| EXERCISE BRIEF |
Give every line below again, exactly.

| ENTRIES SUPPLIED |
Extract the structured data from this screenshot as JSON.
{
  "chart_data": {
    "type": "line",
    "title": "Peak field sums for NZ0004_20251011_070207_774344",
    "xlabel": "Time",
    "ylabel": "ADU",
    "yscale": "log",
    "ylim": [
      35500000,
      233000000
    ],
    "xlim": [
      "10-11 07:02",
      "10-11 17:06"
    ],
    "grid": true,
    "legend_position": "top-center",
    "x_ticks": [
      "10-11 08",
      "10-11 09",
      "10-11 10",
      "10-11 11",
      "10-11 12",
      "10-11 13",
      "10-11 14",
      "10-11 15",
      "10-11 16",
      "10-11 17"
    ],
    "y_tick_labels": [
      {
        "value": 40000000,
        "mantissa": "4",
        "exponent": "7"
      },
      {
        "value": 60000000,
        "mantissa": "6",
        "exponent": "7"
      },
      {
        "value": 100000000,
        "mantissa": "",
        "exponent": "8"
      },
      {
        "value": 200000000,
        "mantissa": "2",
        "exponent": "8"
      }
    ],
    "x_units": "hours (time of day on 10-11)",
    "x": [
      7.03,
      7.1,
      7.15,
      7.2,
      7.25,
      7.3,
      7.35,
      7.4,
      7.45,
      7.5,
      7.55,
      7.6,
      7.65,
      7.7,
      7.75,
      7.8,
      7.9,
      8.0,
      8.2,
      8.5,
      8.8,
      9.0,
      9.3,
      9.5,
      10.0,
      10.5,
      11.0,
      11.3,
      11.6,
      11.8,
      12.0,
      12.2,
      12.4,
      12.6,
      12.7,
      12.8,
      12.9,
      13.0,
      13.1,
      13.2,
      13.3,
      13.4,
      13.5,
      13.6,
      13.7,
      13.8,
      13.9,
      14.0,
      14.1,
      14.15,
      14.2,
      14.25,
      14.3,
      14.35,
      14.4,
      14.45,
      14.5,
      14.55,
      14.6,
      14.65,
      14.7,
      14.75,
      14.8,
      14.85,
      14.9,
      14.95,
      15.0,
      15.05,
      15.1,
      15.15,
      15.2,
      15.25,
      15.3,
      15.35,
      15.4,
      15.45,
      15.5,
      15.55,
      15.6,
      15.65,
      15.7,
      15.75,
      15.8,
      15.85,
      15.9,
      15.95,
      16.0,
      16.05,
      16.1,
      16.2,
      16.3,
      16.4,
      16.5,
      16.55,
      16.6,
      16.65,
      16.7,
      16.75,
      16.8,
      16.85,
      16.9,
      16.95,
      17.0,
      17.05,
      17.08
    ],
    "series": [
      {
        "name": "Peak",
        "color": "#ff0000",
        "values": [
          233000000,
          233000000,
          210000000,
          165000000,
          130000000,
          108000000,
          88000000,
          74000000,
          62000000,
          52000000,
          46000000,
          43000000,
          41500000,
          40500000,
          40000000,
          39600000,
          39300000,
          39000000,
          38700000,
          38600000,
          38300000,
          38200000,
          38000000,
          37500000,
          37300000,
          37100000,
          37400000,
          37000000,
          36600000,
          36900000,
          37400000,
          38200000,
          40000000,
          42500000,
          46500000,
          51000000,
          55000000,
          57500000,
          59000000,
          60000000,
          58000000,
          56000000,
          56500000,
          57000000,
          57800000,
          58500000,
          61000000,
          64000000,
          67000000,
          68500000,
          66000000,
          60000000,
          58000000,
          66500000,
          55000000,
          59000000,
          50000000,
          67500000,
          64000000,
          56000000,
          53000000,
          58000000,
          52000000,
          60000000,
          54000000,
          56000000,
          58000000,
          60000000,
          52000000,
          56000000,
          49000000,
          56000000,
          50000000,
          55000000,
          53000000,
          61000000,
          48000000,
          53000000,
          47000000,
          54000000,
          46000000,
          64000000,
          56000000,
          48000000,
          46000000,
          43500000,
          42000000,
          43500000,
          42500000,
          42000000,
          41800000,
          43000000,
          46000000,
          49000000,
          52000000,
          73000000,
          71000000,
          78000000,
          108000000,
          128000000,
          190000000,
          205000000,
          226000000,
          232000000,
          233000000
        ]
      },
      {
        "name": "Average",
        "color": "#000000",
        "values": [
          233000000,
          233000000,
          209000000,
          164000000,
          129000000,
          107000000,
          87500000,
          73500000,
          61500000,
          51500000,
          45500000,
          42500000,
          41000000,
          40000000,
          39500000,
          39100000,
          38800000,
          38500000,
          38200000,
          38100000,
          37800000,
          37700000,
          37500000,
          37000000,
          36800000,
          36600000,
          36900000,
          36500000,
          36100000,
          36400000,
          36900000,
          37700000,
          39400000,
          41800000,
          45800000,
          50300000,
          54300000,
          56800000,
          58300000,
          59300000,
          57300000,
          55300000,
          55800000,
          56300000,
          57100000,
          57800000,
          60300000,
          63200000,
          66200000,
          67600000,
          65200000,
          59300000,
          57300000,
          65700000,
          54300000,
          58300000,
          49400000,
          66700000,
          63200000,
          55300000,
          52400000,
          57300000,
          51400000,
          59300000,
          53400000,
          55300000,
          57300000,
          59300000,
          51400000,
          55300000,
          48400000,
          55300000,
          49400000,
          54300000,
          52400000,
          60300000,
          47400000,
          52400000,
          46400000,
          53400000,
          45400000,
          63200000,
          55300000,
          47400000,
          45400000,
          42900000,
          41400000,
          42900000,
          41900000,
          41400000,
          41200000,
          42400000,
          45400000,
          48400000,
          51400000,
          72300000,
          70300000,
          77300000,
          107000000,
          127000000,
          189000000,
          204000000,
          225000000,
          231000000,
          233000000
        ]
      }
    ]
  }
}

| TASK RESPONSE |
Extract the structured data from this screenshot as JSON.
{
  "chart_data": {
    "type": "line",
    "title": "Peak field sums for NZ0004_20251011_070207_774344",
    "xlabel": "Time",
    "ylabel": "ADU",
    "yscale": "log",
    "ylim": [
      35500000,
      233000000
    ],
    "xlim": [
      "10-11 07:02",
      "10-11 17:06"
    ],
    "grid": true,
    "legend_position": "top-center",
    "x_ticks": [
      "10-11 08",
      "10-11 09",
      "10-11 10",
      "10-11 11",
      "10-11 12",
      "10-11 13",
      "10-11 14",
      "10-11 15",
      "10-11 16",
      "10-11 17"
    ],
    "y_tick_labels": [
      {
        "value": 40000000,
        "mantissa": "4",
        "exponent": "7"
      },
      {
        "value": 60000000,
        "mantissa": "6",
        "exponent": "7"
      },
      {
        "value": 100000000,
        "mantissa": "",
        "exponent": "8"
      },
      {
        "value": 200000000,
        "mantissa": "2",
        "exponent": "8"
      }
    ],
    "x_units": "hours (time of day on 10-11)",
    "x": [
      7.03,
      7.1,
      7.15,
      7.2,
      7.25,
      7.3,
      7.35,
      7.4,
      7.45,
      7.5,
      7.55,
      7.6,
      7.65,
      7.7,
      7.75,
      7.8,
      7.9,
      8.0,
      8.2,
      8.5,
      8.8,
      9.0,
      9.3,
      9.5,
      10.0,
      10.5,
      11.0,
      11.3,
      11.6,
      11.8,
      12.0,
      12.2,
      12.4,
      12.6,
      12.7,
      12.8,
      12.9,
      13.0,
      13.1,
      13.2,
      13.3,
      13.4,
      13.5,
      13.6,
      13.7,
      13.8,
      13.9,
      14.0,
      14.1,
      14.15,
      14.2,
      14.25,
      14.3,
      14.35,
      14.4,
      14.45,
      14.5,
      14.55,
      14.6,
      14.65,
      14.7,
      14.75,
      14.8,
      14.85,
      14.9,
      14.95,
      15.0,
      15.05,
      15.1,
      15.15,
      15.2,
      15.25,
      15.3,
      15.35,
      15.4,
      15.45,
      15.5,
      15.55,
      15.6,
      15.65,
      15.7,
      15.75,
      15.8,
      15.85,
      15.9,
      15.95,
      16.0,
      16.05,
      16.1,
      16.2,
      16.3,
      16.4,
      16.5,
      16.55,
      16.6,
      16.65,
      16.7,
      16.75,
      16.8,
      16.85,
      16.9,
      16.95,
      17.0,
      17.05,
      17.08
    ],
    "series": [
      {
        "name": "Peak",
        "color": "#ff0000",
        "values": [
          233000000,
          233000000,
          210000000,
          165000000,
          130000000,
          108000000,
          88000000,
          74000000,
          62000000,
          52000000,
          46000000,
          43000000,
          41500000,
          40500000,
          40000000,
          39600000,
          39300000,
          39000000,
          38700000,
          38600000,
          38300000,
          38200000,
          38000000,
          37500000,
          37300000,
          37100000,
          37400000,
          37000000,
          36600000,
          36900000,
          37400000,
          38200000,
          40000000,
          42500000,
          46500000,
          51000000,
          55000000,
          57500000,
          59000000,
          60000000,
          58000000,
          56000000,
          56500000,
          57000000,
          57800000,
          58500000,
          61000000,
          64000000,
          67000000,
          68500000,
          66000000,
          60000000,
          58000000,
          66500000,
          55000000,
          59000000,
          50000000,
          67500000,
          64000000,
          56000000,
          53000000,
          58000000,
          52000000,
          60000000,
          54000000,
          56000000,
          58000000,
          60000000,
          52000000,
          56000000,
          49000000,
          56000000,
          50000000,
          55000000,
          53000000,
          61000000,
          48000000,
          53000000,
          47000000,
          54000000,
          46000000,
          64000000,
          56000000,
          48000000,
          46000000,
          43500000,
          42000000,
          43500000,
          42500000,
          42000000,
          41800000,
          43000000,
          46000000,
          49000000,
          52000000,
          73000000,
          71000000,
          78000000,
          108000000,
          128000000,
          190000000,
          205000000,
          226000000,
          232000000,
          233000000
        ]
      },
      {
        "name": "Average",
        "color": "#000000",
        "values": [
          233000000,
          233000000,
          209000000,
          164000000,
          129000000,
          107000000,
          87500000,
          73500000,
          61500000,
          51500000,
          45500000,
          42500000,
          41000000,
          40000000,
          39500000,
          39100000,
          38800000,
          38500000,
          38200000,
          38100000,
          37800000,
          37700000,
          37500000,
          37000000,
          36800000,
          36600000,
          36900000,
          36500000,
          36100000,
          36400000,
          36900000,
          37700000,
          39400000,
          41800000,
          45800000,
          50300000,
          54300000,
          56800000,
          58300000,
          59300000,
          57300000,
          55300000,
          55800000,
          56300000,
          57100000,
          57800000,
          60300000,
          63200000,
          66200000,
          67600000,
          65200000,
          59300000,
          57300000,
          65700000,
          54300000,
          58300000,
          49400000,
          66700000,
          63200000,
          55300000,
          52400000,
          57300000,
          51400000,
          59300000,
          53400000,
          55300000,
          57300000,
          59300000,
          51400000,
          55300000,
          48400000,
          55300000,
          49400000,
          54300000,
          52400000,
          60300000,
          47400000,
          52400000,
          46400000,
          53400000,
          45400000,
          63200000,
          55300000,
          47400000,
          45400000,
          42900000,
          41400000,
          42900000,
          41900000,
          41400000,
          41200000,
          42400000,
          45400000,
          48400000,
          51400000,
          72300000,
          70300000,
          77300000,
          107000000,
          127000000,
          189000000,
          204000000,
          225000000,
          231000000,
          233000000
        ]
      }
    ]
  }
}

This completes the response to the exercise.